» **Raw records**
--------------------------------------------------
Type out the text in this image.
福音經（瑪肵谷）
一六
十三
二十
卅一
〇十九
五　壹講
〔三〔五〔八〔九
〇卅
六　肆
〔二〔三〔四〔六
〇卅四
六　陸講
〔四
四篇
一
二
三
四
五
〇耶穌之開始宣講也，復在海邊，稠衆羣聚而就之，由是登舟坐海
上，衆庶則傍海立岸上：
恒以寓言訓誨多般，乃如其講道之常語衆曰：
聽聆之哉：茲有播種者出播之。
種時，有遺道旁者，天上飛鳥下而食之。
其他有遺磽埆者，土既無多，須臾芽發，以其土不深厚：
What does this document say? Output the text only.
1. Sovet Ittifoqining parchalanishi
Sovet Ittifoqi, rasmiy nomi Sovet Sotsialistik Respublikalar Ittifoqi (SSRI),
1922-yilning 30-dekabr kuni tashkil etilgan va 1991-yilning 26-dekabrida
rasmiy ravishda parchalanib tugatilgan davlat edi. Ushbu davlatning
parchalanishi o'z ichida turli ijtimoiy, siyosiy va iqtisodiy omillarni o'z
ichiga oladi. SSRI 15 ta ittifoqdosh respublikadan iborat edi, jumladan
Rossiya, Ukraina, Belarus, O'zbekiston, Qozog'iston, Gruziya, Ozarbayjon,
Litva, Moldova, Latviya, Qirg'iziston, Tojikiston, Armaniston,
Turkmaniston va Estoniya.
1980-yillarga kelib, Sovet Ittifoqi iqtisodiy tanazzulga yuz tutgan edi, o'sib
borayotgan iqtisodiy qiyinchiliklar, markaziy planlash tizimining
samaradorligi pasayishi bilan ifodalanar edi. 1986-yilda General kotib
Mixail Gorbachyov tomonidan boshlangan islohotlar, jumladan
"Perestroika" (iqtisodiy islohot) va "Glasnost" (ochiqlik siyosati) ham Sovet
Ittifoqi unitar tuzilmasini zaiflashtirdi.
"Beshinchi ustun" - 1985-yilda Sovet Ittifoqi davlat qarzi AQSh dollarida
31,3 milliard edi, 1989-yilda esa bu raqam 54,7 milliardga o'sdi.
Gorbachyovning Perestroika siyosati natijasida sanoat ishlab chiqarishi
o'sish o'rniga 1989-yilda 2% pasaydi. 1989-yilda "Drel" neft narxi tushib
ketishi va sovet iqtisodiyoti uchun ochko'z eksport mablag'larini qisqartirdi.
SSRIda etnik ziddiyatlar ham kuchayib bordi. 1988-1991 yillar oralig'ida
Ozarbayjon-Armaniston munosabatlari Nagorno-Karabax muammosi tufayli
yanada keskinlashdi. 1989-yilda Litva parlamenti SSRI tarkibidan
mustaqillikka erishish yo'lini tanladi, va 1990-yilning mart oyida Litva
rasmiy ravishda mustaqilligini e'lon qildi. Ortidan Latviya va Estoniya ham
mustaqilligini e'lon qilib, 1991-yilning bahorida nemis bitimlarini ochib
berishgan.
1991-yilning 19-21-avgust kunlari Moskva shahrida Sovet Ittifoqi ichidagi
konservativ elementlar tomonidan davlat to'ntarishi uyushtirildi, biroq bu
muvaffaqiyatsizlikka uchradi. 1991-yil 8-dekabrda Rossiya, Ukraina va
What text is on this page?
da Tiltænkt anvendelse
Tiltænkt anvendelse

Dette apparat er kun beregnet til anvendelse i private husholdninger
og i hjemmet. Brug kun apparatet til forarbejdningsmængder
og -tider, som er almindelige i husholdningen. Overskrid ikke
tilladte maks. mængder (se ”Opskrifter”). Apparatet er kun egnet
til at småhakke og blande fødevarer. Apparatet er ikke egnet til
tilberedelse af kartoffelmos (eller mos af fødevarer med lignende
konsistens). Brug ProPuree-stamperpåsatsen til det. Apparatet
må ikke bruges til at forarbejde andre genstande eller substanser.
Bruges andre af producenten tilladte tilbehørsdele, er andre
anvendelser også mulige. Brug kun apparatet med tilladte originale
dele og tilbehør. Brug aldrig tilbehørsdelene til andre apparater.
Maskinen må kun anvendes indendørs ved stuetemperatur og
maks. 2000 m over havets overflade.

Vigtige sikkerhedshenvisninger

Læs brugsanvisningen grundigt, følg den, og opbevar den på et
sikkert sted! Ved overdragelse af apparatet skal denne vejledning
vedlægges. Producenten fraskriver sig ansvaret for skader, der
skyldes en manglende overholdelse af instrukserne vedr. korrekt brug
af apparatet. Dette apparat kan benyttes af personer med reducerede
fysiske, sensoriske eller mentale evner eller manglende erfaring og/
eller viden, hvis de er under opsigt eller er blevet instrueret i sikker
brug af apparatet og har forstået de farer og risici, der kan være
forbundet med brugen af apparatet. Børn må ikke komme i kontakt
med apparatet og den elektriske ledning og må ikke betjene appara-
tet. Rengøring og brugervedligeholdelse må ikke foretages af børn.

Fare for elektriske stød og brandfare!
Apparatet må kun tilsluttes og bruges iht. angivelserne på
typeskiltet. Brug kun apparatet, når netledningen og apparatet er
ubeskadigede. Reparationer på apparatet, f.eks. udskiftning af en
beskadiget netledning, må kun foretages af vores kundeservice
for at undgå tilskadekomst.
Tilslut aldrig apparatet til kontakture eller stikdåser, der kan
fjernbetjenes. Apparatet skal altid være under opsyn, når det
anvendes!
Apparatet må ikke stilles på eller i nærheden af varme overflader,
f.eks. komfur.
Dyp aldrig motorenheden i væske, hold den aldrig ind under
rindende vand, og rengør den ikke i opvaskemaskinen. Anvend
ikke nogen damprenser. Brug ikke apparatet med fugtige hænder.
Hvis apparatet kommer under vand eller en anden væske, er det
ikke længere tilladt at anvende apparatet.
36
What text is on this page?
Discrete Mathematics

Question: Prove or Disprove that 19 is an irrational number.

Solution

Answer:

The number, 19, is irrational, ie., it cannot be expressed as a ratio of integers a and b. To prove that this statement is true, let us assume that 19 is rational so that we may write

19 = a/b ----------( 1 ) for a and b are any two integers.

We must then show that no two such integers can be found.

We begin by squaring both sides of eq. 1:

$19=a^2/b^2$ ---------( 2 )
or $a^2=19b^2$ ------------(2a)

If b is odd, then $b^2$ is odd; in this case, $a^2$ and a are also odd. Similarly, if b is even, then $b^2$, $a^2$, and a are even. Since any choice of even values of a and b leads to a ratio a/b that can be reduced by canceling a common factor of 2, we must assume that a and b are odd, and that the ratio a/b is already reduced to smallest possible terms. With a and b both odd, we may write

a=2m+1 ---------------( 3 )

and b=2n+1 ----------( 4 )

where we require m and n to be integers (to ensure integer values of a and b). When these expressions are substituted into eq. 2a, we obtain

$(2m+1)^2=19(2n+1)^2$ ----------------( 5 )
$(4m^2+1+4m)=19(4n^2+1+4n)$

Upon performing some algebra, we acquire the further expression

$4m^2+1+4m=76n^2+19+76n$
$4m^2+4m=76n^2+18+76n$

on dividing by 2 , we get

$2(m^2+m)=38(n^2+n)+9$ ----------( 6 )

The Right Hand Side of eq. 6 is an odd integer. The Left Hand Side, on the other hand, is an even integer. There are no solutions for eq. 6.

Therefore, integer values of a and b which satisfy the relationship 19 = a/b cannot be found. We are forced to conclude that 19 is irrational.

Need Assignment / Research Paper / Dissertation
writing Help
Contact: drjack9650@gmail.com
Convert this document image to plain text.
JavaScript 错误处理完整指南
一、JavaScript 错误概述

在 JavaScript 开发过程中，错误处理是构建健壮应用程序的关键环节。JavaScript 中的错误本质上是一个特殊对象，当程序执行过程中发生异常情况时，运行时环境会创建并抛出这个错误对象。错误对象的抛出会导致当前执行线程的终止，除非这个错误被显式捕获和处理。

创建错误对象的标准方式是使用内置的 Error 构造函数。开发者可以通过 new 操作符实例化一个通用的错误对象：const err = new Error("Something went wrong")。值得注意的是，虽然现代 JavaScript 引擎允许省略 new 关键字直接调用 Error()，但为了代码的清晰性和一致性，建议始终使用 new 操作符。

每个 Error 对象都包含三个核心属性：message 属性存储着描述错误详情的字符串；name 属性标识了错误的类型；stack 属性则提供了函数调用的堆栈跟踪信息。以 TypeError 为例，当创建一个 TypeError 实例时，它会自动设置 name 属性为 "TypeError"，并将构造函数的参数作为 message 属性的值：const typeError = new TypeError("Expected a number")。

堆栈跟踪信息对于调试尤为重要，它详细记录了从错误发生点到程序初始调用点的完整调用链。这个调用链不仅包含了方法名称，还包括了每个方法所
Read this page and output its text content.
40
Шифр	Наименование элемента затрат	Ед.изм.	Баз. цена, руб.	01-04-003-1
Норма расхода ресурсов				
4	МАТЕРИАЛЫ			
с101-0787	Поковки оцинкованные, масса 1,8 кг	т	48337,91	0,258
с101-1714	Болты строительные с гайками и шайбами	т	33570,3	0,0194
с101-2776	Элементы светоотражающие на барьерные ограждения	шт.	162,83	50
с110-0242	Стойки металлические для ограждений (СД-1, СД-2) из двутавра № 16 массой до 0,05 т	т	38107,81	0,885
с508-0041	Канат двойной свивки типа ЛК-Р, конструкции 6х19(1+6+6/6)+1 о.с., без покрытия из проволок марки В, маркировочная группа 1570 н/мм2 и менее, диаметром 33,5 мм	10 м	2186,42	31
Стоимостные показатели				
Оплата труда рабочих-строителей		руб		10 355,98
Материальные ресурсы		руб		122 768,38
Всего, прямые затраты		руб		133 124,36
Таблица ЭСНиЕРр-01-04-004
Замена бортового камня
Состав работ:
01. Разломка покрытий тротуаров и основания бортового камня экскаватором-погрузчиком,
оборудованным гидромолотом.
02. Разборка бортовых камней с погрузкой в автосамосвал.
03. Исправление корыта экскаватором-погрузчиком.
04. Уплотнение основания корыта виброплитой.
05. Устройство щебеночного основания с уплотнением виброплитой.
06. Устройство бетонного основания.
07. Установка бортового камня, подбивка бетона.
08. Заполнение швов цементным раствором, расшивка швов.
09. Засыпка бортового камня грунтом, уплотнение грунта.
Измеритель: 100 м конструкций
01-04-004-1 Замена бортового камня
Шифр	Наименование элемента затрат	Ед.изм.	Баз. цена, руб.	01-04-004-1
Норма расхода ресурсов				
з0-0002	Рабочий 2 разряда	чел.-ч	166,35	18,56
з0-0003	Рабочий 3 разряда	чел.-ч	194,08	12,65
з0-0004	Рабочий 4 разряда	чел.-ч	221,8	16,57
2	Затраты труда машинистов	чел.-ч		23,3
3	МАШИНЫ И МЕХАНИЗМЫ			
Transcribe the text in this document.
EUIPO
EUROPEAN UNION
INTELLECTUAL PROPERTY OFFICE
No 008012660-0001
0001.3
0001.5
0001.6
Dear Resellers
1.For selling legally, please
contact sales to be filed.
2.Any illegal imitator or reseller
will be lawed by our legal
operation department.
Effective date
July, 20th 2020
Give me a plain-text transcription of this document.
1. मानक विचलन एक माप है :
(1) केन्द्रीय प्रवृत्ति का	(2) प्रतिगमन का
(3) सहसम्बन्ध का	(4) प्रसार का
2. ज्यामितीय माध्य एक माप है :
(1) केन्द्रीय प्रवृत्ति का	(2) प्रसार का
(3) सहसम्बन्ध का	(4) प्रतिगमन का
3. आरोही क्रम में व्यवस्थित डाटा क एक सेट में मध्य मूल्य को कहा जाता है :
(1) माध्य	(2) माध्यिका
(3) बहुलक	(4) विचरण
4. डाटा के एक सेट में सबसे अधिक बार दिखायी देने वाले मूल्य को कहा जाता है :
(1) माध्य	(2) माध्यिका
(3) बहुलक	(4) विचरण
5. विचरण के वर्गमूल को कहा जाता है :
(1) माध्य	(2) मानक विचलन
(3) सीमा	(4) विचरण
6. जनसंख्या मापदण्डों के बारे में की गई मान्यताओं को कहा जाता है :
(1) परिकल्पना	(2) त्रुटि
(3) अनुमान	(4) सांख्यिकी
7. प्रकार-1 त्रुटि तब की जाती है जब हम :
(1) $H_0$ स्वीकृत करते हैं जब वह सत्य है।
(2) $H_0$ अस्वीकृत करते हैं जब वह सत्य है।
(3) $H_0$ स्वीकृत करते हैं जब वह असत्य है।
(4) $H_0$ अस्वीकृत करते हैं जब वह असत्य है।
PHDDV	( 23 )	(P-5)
--------------------------------------------------
» **Short exercise**
Each line holding "foretages" must be found and copied.

» **Response**
tet. Rengøring og brugervedligeholdelse må ikke foretages af børn.
beskadiget netledning, må kun foretages af vores kundeservice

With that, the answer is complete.